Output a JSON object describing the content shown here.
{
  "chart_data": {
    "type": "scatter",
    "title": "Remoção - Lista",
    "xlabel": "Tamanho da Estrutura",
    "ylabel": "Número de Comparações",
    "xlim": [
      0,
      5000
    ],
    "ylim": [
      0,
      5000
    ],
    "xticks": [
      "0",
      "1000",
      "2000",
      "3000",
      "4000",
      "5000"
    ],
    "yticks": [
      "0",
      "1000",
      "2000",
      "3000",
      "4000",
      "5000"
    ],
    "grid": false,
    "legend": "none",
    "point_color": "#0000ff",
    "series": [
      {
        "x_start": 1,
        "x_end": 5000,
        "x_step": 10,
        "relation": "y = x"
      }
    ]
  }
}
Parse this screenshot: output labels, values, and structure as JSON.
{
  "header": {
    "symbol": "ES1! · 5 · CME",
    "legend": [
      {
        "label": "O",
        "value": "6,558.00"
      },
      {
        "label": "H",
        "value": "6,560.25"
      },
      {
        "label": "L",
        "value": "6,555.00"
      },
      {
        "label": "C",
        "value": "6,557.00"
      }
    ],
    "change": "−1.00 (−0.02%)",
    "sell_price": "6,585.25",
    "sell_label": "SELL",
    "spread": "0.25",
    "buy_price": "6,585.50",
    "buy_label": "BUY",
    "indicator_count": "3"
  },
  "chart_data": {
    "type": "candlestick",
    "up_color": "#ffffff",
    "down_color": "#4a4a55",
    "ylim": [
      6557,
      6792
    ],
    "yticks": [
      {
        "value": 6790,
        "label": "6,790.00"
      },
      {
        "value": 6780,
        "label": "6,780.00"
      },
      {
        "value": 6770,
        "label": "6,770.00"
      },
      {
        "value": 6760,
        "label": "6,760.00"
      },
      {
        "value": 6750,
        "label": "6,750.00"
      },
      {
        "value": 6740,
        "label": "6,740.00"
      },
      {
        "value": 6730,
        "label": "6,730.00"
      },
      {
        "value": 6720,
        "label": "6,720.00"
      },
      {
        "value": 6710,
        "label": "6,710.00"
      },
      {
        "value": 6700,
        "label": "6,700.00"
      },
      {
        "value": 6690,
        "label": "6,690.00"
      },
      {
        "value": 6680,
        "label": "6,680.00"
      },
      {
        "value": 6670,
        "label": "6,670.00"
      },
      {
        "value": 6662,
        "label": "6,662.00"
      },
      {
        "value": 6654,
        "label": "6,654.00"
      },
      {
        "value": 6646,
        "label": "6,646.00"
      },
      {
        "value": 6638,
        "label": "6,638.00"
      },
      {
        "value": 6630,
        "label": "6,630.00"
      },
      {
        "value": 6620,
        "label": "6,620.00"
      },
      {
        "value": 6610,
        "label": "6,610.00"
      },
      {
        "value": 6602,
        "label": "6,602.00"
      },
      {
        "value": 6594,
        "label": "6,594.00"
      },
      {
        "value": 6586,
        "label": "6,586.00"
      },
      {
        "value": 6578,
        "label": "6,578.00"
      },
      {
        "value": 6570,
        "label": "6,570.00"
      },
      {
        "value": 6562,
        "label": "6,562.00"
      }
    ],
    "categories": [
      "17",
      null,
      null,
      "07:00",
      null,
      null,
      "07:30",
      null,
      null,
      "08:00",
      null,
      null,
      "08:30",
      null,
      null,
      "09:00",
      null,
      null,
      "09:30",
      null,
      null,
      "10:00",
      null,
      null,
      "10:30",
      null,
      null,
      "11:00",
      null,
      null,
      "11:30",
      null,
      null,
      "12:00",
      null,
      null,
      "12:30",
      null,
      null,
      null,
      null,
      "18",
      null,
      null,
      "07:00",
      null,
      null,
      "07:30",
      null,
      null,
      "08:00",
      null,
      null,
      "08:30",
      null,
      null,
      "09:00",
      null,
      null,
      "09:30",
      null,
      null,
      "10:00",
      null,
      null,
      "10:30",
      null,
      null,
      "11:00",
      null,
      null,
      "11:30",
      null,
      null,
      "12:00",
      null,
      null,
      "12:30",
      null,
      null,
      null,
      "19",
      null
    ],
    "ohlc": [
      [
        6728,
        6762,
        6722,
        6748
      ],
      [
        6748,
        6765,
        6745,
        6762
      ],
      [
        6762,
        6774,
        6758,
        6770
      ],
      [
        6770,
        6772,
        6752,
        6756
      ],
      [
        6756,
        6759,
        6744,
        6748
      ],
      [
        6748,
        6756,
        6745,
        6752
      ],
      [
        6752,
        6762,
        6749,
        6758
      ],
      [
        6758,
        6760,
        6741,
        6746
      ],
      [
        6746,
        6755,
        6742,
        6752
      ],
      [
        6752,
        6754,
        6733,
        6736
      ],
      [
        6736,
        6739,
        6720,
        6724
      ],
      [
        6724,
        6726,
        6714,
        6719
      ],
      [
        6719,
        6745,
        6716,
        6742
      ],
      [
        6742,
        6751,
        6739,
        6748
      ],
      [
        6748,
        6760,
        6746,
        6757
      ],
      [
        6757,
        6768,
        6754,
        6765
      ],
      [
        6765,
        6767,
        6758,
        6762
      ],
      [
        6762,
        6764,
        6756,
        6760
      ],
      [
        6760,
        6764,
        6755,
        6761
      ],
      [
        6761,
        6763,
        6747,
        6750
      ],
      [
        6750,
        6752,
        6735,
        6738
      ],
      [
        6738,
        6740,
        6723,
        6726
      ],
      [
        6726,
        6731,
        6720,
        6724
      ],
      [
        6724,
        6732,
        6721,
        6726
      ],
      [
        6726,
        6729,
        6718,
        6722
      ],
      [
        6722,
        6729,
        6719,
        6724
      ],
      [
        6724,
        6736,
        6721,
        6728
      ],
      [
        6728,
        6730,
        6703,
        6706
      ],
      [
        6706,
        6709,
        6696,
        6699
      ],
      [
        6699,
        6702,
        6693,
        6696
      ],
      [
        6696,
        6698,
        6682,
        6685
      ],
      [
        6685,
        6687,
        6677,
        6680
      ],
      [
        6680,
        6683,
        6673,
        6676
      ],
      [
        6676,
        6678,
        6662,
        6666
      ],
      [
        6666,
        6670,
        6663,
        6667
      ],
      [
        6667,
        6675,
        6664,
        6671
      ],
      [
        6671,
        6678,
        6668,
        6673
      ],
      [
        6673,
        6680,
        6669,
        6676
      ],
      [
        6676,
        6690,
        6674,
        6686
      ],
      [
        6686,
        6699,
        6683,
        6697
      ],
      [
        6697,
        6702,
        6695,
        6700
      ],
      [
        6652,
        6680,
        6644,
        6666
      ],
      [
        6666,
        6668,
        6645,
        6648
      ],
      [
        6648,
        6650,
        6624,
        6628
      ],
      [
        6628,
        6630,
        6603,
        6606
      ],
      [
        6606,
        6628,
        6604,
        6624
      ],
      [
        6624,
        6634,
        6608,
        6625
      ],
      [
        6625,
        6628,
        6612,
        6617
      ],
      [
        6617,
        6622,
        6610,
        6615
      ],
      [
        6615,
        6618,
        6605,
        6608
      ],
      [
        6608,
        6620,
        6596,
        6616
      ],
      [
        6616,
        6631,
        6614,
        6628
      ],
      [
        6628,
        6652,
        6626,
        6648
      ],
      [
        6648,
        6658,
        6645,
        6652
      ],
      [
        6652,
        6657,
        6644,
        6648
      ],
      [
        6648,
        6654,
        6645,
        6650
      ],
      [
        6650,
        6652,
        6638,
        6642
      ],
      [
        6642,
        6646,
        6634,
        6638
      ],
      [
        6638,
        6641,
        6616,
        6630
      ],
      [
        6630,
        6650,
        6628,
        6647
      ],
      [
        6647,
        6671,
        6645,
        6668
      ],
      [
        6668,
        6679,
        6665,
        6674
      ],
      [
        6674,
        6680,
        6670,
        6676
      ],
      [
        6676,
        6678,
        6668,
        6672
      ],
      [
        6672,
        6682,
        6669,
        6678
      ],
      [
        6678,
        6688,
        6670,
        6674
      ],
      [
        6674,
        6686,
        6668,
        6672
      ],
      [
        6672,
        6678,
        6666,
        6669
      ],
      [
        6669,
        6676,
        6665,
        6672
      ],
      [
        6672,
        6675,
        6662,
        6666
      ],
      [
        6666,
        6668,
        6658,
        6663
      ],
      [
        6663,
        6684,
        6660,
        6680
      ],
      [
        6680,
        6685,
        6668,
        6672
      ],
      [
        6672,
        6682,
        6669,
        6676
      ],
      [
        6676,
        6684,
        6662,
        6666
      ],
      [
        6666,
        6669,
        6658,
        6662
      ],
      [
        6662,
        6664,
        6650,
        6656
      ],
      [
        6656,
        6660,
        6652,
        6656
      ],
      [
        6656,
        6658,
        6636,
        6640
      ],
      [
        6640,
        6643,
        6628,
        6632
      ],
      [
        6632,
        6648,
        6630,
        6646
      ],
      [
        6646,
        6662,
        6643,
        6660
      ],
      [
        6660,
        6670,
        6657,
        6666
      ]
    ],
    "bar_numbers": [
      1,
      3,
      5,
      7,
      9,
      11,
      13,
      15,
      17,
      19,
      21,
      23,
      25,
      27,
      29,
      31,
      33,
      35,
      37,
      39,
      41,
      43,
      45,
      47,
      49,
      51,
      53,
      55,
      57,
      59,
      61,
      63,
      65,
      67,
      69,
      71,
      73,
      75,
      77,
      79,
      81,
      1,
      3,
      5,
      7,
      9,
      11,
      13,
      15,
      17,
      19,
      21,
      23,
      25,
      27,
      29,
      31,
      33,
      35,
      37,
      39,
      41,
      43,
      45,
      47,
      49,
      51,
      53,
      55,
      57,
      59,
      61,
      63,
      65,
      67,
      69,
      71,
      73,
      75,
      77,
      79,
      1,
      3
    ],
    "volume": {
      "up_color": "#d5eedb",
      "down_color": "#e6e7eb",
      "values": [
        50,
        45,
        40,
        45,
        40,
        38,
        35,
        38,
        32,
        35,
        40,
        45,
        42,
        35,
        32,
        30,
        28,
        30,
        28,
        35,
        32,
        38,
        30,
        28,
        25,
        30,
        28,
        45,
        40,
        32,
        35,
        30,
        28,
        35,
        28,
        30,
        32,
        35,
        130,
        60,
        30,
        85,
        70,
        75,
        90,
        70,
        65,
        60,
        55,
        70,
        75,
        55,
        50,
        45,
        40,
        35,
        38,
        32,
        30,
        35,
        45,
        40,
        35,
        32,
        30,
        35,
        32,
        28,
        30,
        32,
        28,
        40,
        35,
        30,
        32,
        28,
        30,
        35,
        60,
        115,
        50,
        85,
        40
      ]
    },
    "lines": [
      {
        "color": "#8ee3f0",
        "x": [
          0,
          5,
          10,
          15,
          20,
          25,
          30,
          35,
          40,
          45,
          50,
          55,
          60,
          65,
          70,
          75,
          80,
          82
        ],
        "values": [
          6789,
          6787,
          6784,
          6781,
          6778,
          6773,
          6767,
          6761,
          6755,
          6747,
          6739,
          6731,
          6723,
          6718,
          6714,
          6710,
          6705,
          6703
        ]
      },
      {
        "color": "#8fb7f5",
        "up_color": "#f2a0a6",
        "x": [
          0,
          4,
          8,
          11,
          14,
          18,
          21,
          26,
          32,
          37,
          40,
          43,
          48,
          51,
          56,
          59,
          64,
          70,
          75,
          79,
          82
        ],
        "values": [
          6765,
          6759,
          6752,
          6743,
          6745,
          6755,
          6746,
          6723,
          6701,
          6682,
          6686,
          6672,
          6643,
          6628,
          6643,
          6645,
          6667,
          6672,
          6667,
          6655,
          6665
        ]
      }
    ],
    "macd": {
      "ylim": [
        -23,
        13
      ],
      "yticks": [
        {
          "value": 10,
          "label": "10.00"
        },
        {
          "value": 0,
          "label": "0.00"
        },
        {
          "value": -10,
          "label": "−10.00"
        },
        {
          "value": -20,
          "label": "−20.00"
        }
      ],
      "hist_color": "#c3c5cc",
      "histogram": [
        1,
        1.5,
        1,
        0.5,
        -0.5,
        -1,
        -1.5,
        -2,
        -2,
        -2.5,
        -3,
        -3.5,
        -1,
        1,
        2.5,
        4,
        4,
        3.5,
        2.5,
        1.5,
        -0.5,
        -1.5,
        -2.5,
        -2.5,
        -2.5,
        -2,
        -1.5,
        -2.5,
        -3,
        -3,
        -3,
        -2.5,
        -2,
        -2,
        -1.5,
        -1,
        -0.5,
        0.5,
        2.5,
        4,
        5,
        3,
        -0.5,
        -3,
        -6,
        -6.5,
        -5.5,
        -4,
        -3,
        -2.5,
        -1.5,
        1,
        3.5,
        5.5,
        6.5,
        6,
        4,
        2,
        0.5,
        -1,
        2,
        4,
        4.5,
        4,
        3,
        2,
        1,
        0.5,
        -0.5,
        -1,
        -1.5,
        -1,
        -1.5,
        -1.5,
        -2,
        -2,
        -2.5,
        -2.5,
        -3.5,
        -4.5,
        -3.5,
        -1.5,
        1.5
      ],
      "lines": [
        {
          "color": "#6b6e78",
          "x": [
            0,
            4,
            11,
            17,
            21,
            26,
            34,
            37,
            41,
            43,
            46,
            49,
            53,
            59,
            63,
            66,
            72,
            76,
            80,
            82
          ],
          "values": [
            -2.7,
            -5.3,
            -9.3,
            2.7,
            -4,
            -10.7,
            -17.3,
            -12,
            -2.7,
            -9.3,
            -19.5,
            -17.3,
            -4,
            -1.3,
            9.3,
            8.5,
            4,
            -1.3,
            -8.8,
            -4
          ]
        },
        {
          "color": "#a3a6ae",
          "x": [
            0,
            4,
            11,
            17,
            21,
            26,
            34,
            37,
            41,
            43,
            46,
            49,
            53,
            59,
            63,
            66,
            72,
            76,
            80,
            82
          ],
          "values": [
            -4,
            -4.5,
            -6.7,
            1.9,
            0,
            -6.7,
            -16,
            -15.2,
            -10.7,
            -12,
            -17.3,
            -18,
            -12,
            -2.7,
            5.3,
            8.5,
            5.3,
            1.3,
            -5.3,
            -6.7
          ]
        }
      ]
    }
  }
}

————

**Stated goal:** Check each line of the entries above for the word "JSON". List the ones that have it.

**Answer to this task:**
Output a JSON object describing the content shown here.
Parse this screenshot: output labels, values, and structure as JSON.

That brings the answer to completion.